■ Goal of the exercise ■
In the entries below, count each line holding the word "yang". Answer with the total alone.

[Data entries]
++++++++++++++++++++
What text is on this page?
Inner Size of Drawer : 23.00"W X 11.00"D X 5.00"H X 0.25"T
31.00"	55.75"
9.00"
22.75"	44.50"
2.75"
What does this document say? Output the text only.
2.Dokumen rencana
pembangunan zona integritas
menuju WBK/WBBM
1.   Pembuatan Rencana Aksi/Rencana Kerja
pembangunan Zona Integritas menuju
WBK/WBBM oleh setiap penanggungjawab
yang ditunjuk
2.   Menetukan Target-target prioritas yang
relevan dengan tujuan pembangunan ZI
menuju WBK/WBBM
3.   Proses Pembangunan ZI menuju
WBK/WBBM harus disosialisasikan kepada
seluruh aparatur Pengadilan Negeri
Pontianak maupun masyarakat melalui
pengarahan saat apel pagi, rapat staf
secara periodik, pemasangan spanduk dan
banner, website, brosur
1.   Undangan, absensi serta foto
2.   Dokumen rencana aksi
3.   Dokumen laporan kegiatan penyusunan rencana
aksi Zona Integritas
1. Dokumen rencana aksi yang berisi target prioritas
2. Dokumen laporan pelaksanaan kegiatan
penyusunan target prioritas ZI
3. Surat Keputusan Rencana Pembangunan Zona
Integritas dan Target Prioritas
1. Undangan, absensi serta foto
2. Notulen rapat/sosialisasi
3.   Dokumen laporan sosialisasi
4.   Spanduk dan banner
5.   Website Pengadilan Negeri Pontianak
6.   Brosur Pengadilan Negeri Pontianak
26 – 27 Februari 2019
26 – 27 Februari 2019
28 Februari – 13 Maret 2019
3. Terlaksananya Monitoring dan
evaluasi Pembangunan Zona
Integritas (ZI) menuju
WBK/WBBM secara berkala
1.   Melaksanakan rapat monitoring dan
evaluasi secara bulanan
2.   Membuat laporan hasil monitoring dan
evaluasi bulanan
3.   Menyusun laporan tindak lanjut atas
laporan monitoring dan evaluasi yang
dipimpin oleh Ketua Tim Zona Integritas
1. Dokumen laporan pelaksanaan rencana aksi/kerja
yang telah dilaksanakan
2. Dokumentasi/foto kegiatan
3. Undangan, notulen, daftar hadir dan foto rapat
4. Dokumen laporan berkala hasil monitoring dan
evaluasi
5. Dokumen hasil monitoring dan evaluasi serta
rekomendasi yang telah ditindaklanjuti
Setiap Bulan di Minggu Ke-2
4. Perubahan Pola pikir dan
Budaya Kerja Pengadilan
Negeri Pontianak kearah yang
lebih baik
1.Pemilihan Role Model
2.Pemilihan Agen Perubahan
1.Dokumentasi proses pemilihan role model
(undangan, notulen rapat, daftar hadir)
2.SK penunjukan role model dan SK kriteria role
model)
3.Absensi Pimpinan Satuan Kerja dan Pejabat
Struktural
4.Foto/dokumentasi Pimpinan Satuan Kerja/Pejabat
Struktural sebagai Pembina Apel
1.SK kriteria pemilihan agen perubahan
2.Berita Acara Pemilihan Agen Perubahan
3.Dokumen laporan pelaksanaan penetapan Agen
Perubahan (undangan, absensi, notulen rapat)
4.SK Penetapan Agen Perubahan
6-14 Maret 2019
++++++++++++++++++++
■ Written answer ■
7